**Stated goal:** Reproduce the entries exactly.

···

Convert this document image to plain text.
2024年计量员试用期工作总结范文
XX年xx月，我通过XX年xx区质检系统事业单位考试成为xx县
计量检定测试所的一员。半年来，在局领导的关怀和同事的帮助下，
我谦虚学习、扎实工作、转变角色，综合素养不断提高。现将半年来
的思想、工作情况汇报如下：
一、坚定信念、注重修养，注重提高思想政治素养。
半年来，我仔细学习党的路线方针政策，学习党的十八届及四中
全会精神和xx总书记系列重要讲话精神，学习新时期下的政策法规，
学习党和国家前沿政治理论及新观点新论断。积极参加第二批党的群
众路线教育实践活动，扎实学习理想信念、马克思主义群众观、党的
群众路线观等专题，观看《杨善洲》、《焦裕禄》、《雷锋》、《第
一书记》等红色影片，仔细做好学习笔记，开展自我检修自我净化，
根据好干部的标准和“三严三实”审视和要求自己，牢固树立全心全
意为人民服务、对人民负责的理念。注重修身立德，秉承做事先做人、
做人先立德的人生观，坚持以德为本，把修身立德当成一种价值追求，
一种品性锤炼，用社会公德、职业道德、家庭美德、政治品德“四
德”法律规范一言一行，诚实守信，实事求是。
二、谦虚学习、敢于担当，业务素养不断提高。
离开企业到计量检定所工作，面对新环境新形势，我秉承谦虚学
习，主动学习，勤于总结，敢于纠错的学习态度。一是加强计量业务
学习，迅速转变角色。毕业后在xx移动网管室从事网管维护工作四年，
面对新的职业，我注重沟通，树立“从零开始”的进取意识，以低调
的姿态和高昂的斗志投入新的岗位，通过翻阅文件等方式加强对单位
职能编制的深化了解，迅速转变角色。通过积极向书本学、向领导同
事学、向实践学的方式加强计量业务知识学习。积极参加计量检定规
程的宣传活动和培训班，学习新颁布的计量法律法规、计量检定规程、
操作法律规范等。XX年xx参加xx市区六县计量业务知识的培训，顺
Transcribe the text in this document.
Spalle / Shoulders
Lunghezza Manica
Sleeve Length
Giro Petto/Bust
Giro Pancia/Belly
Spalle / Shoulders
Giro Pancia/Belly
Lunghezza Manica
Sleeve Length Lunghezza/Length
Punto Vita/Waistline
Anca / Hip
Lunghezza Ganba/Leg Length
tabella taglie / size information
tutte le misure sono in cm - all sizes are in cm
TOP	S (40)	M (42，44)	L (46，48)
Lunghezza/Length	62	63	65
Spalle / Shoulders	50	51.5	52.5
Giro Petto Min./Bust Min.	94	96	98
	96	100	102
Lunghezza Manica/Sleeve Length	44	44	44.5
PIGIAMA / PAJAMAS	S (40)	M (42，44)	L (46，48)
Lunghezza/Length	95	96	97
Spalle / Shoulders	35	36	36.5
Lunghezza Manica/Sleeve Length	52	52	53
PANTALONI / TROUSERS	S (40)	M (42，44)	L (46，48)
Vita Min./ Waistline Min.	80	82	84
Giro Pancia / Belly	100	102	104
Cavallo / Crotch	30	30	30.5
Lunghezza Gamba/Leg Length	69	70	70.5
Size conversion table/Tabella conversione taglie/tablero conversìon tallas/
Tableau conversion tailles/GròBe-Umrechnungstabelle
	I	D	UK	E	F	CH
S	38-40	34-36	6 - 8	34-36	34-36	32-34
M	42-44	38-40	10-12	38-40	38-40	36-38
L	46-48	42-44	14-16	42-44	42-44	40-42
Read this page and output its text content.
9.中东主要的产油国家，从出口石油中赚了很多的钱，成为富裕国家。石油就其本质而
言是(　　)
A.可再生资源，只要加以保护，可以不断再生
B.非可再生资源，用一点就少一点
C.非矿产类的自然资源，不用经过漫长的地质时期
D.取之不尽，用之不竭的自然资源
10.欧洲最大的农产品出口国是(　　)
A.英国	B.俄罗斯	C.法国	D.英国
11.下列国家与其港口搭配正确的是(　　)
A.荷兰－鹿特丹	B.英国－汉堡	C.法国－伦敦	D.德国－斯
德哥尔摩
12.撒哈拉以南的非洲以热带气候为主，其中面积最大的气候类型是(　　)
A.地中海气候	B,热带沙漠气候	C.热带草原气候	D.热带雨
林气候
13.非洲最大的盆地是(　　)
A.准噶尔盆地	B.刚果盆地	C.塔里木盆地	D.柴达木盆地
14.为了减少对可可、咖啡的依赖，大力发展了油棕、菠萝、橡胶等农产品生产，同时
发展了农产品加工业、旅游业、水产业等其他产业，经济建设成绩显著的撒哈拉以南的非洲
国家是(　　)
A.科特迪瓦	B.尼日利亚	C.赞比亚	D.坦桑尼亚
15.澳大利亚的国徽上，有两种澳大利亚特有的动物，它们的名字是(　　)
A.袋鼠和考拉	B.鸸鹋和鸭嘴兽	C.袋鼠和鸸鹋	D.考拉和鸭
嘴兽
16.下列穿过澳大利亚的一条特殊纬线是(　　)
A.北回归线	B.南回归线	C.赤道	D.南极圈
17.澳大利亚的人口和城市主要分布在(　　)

···

**Answer:**
Convert this document image to plain text.
2024年计量员试用期工作总结范文
XX年xx月，我通过XX年xx区质检系统事业单位考试成为xx县
计量检定测试所的一员。半年来，在局领导的关怀和同事的帮助下，
我谦虚学习、扎实工作、转变角色，综合素养不断提高。现将半年来
的思想、工作情况汇报如下：
一、坚定信念、注重修养，注重提高思想政治素养。
半年来，我仔细学习党的路线方针政策，学习党的十八届及四中
全会精神和xx总书记系列重要讲话精神，学习新时期下的政策法规，
学习党和国家前沿政治理论及新观点新论断。积极参加第二批党的群
众路线教育实践活动，扎实学习理想信念、马克思主义群众观、党的
群众路线观等专题，观看《杨善洲》、《焦裕禄》、《雷锋》、《第
一书记》等红色影片，仔细做好学习笔记，开展自我检修自我净化，
根据好干部的标准和“三严三实”审视和要求自己，牢固树立全心全
意为人民服务、对人民负责的理念。注重修身立德，秉承做事先做人、
做人先立德的人生观，坚持以德为本，把修身立德当成一种价值追求，
一种品性锤炼，用社会公德、职业道德、家庭美德、政治品德“四
德”法律规范一言一行，诚实守信，实事求是。
二、谦虚学习、敢于担当，业务素养不断提高。
离开企业到计量检定所工作，面对新环境新形势，我秉承谦虚学
习，主动学习，勤于总结，敢于纠错的学习态度。一是加强计量业务
学习，迅速转变角色。毕业后在xx移动网管室从事网管维护工作四年，
面对新的职业，我注重沟通，树立“从零开始”的进取意识，以低调
的姿态和高昂的斗志投入新的岗位，通过翻阅文件等方式加强对单位
职能编制的深化了解，迅速转变角色。通过积极向书本学、向领导同
事学、向实践学的方式加强计量业务知识学习。积极参加计量检定规
程的宣传活动和培训班，学习新颁布的计量法律法规、计量检定规程、
操作法律规范等。XX年xx参加xx市区六县计量业务知识的培训，顺
Transcribe the text in this document.
Spalle / Shoulders
Lunghezza Manica
Sleeve Length
Giro Petto/Bust
Giro Pancia/Belly
Spalle / Shoulders
Giro Pancia/Belly
Lunghezza Manica
Sleeve Length Lunghezza/Length
Punto Vita/Waistline
Anca / Hip
Lunghezza Ganba/Leg Length
tabella taglie / size information
tutte le misure sono in cm - all sizes are in cm
TOP	S (40)	M (42，44)	L (46，48)
Lunghezza/Length	62	63	65
Spalle / Shoulders	50	51.5	52.5
Giro Petto Min./Bust Min.	94	96	98
	96	100	102
Lunghezza Manica/Sleeve Length	44	44	44.5
PIGIAMA / PAJAMAS	S (40)	M (42，44)	L (46，48)
Lunghezza/Length	95	96	97
Spalle / Shoulders	35	36	36.5
Lunghezza Manica/Sleeve Length	52	52	53
PANTALONI / TROUSERS	S (40)	M (42，44)	L (46，48)
Vita Min./ Waistline Min.	80	82	84
Giro Pancia / Belly	100	102	104
Cavallo / Crotch	30	30	30.5
Lunghezza Gamba/Leg Length	69	70	70.5
Size conversion table/Tabella conversione taglie/tablero conversìon tallas/
Tableau conversion tailles/GròBe-Umrechnungstabelle
	I	D	UK	E	F	CH
S	38-40	34-36	6 - 8	34-36	34-36	32-34
M	42-44	38-40	10-12	38-40	38-40	36-38
L	46-48	42-44	14-16	42-44	42-44	40-42
Read this page and output its text content.
9.中东主要的产油国家，从出口石油中赚了很多的钱，成为富裕国家。石油就其本质而
言是(　　)
A.可再生资源，只要加以保护，可以不断再生
B.非可再生资源，用一点就少一点
C.非矿产类的自然资源，不用经过漫长的地质时期
D.取之不尽，用之不竭的自然资源
10.欧洲最大的农产品出口国是(　　)
A.英国	B.俄罗斯	C.法国	D.英国
11.下列国家与其港口搭配正确的是(　　)
A.荷兰－鹿特丹	B.英国－汉堡	C.法国－伦敦	D.德国－斯
德哥尔摩
12.撒哈拉以南的非洲以热带气候为主，其中面积最大的气候类型是(　　)
A.地中海气候	B,热带沙漠气候	C.热带草原气候	D.热带雨
林气候
13.非洲最大的盆地是(　　)
A.准噶尔盆地	B.刚果盆地	C.塔里木盆地	D.柴达木盆地
14.为了减少对可可、咖啡的依赖，大力发展了油棕、菠萝、橡胶等农产品生产，同时
发展了农产品加工业、旅游业、水产业等其他产业，经济建设成绩显著的撒哈拉以南的非洲
国家是(　　)
A.科特迪瓦	B.尼日利亚	C.赞比亚	D.坦桑尼亚
15.澳大利亚的国徽上，有两种澳大利亚特有的动物，它们的名字是(　　)
A.袋鼠和考拉	B.鸸鹋和鸭嘴兽	C.袋鼠和鸸鹋	D.考拉和鸭
嘴兽
16.下列穿过澳大利亚的一条特殊纬线是(　　)
A.北回归线	B.南回归线	C.赤道	D.南极圈
17.澳大利亚的人口和城市主要分布在(　　)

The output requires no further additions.